Work required: Set out every line bearing the string "Updated".

Supplied records:
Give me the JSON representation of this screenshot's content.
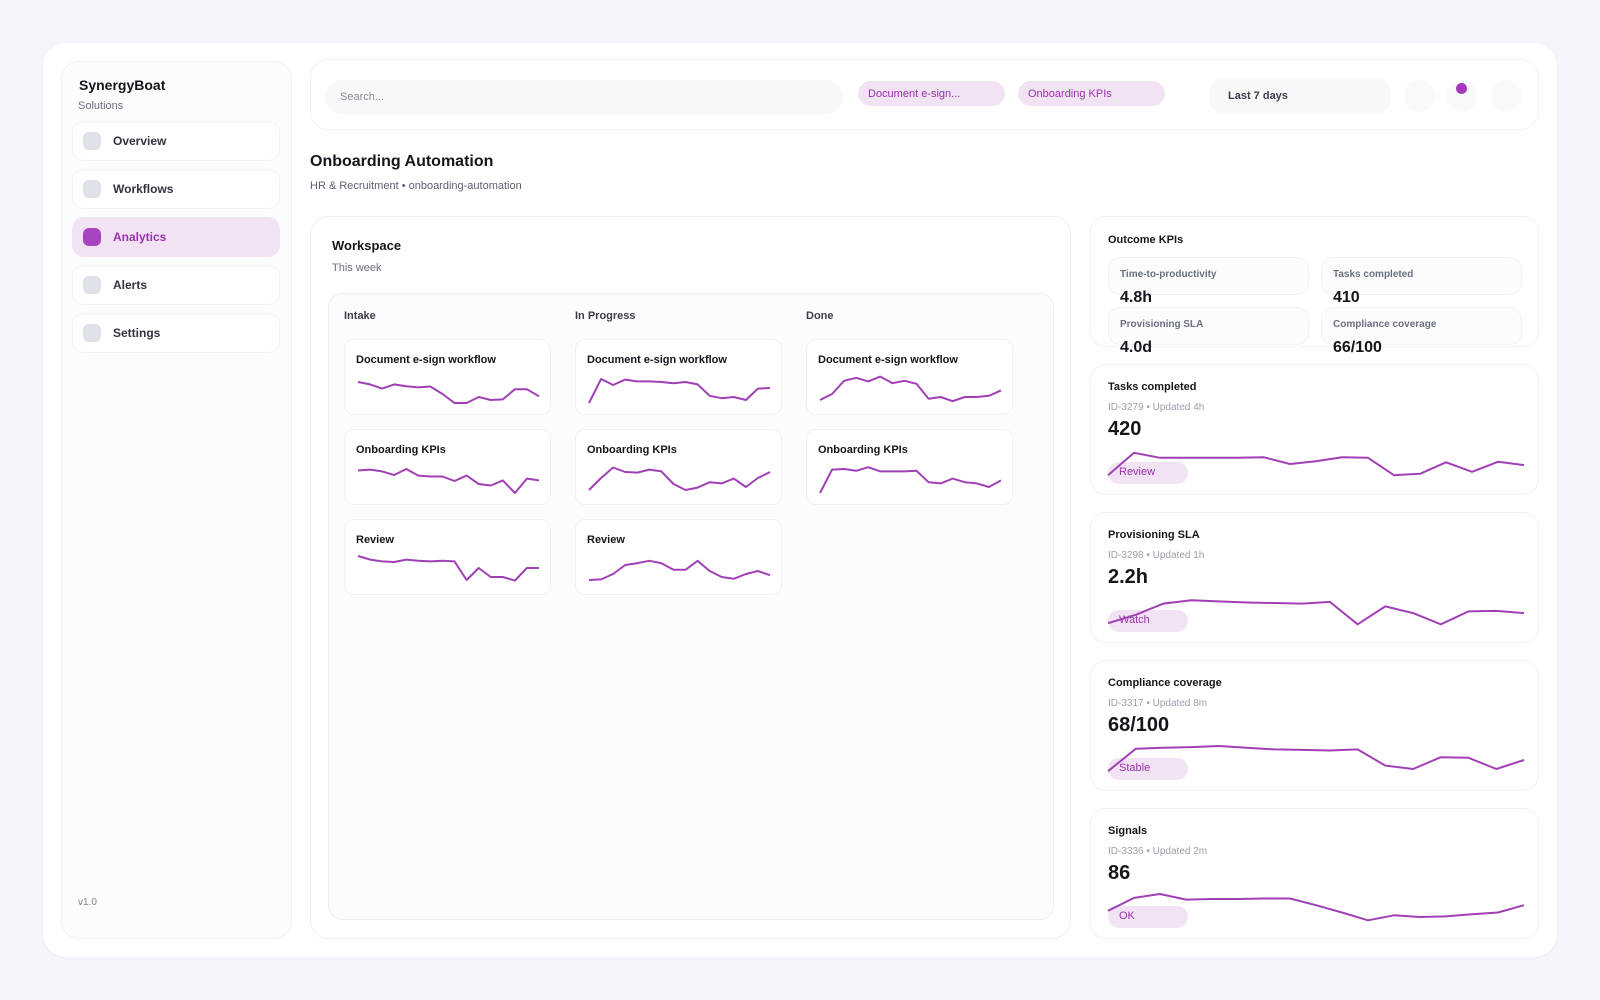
{
  "accent": "#a040b5",
  "sidebar": {
    "brand": "SynergyBoat",
    "brand_sub": "Solutions",
    "version": "v1.0",
    "items": [
      {
        "label": "Overview",
        "icon": "square-icon"
      },
      {
        "label": "Workflows",
        "icon": "square-icon"
      },
      {
        "label": "Analytics",
        "icon": "square-icon",
        "active": true
      },
      {
        "label": "Alerts",
        "icon": "square-icon"
      },
      {
        "label": "Settings",
        "icon": "square-icon"
      }
    ]
  },
  "topbar": {
    "search_placeholder": "Search...",
    "chips": [
      "Document e-sign...",
      "Onboarding KPIs"
    ],
    "range": "Last 7 days"
  },
  "page": {
    "title": "Onboarding Automation",
    "breadcrumb": "HR & Recruitment • onboarding-automation"
  },
  "workspace": {
    "title": "Workspace",
    "subtitle": "This week",
    "columns": [
      {
        "name": "Intake",
        "cards": [
          {
            "title": "Document e-sign workflow",
            "spark": [
              0.7,
              0.62,
              0.48,
              0.62,
              0.56,
              0.52,
              0.55,
              0.3,
              0,
              0,
              0.2,
              0.1,
              0.12,
              0.46,
              0.46,
              0.22
            ]
          },
          {
            "title": "Onboarding KPIs",
            "spark": [
              0.75,
              0.78,
              0.72,
              0.6,
              0.8,
              0.58,
              0.55,
              0.55,
              0.4,
              0.58,
              0.3,
              0.25,
              0.42,
              0,
              0.48,
              0.42
            ]
          },
          {
            "title": "Review",
            "spark": [
              0.9,
              0.78,
              0.72,
              0.7,
              0.78,
              0.74,
              0.72,
              0.74,
              0.72,
              0.1,
              0.5,
              0.2,
              0.2,
              0.08,
              0.5,
              0.5
            ]
          }
        ]
      },
      {
        "name": "In Progress",
        "cards": [
          {
            "title": "Document e-sign workflow",
            "spark": [
              0,
              0.8,
              0.6,
              0.78,
              0.72,
              0.72,
              0.7,
              0.66,
              0.7,
              0.62,
              0.24,
              0.16,
              0.2,
              0.1,
              0.48,
              0.5
            ]
          },
          {
            "title": "Onboarding KPIs",
            "spark": [
              0.1,
              0.5,
              0.85,
              0.7,
              0.68,
              0.78,
              0.72,
              0.3,
              0.1,
              0.18,
              0.36,
              0.32,
              0.48,
              0.2,
              0.5,
              0.7
            ]
          },
          {
            "title": "Review",
            "spark": [
              0.1,
              0.12,
              0.3,
              0.6,
              0.66,
              0.74,
              0.66,
              0.44,
              0.44,
              0.74,
              0.4,
              0.2,
              0.14,
              0.3,
              0.4,
              0.26
            ]
          }
        ]
      },
      {
        "name": "Done",
        "cards": [
          {
            "title": "Document e-sign workflow",
            "spark": [
              0.1,
              0.3,
              0.74,
              0.84,
              0.72,
              0.88,
              0.66,
              0.74,
              0.64,
              0.14,
              0.2,
              0.06,
              0.2,
              0.2,
              0.24,
              0.42
            ]
          },
          {
            "title": "Onboarding KPIs",
            "spark": [
              0,
              0.78,
              0.8,
              0.74,
              0.86,
              0.72,
              0.72,
              0.72,
              0.74,
              0.36,
              0.32,
              0.48,
              0.36,
              0.32,
              0.2,
              0.42
            ]
          }
        ]
      }
    ]
  },
  "outcome": {
    "title": "Outcome KPIs",
    "tiles": [
      {
        "label": "Time-to-productivity",
        "value": "4.8h"
      },
      {
        "label": "Tasks completed",
        "value": "410"
      },
      {
        "label": "Provisioning SLA",
        "value": "4.0d"
      },
      {
        "label": "Compliance coverage",
        "value": "66/100"
      }
    ]
  },
  "metrics": [
    {
      "title": "Tasks completed",
      "meta": "ID-3279 • Updated 4h",
      "value": "420",
      "badge": "Review",
      "spark": [
        0.1,
        0.9,
        0.72,
        0.72,
        0.72,
        0.72,
        0.74,
        0.5,
        0.6,
        0.74,
        0.72,
        0.1,
        0.15,
        0.56,
        0.22,
        0.58,
        0.46
      ]
    },
    {
      "title": "Provisioning SLA",
      "meta": "ID-3298 • Updated 1h",
      "value": "2.2h",
      "badge": "Watch",
      "spark": [
        0.1,
        0.4,
        0.8,
        0.92,
        0.88,
        0.84,
        0.82,
        0.8,
        0.86,
        0.06,
        0.7,
        0.46,
        0.06,
        0.52,
        0.54,
        0.46
      ]
    },
    {
      "title": "Compliance coverage",
      "meta": "ID-3317 • Updated 8m",
      "value": "68/100",
      "badge": "Stable",
      "spark": [
        0.1,
        0.9,
        0.94,
        0.96,
        1,
        0.94,
        0.88,
        0.86,
        0.84,
        0.88,
        0.3,
        0.18,
        0.6,
        0.58,
        0.18,
        0.5
      ]
    },
    {
      "title": "Signals",
      "meta": "ID-3336 • Updated 2m",
      "value": "86",
      "badge": "OK",
      "spark": [
        0.4,
        0.86,
        1,
        0.8,
        0.82,
        0.82,
        0.84,
        0.84,
        0.6,
        0.34,
        0.06,
        0.24,
        0.18,
        0.2,
        0.28,
        0.34,
        0.6
      ]
    }
  ]
}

Response below:
      "meta": "ID-3279 • Updated 4h",
      "meta": "ID-3298 • Updated 1h",
      "meta": "ID-3317 • Updated 8m",
      "meta": "ID-3336 • Updated 2m",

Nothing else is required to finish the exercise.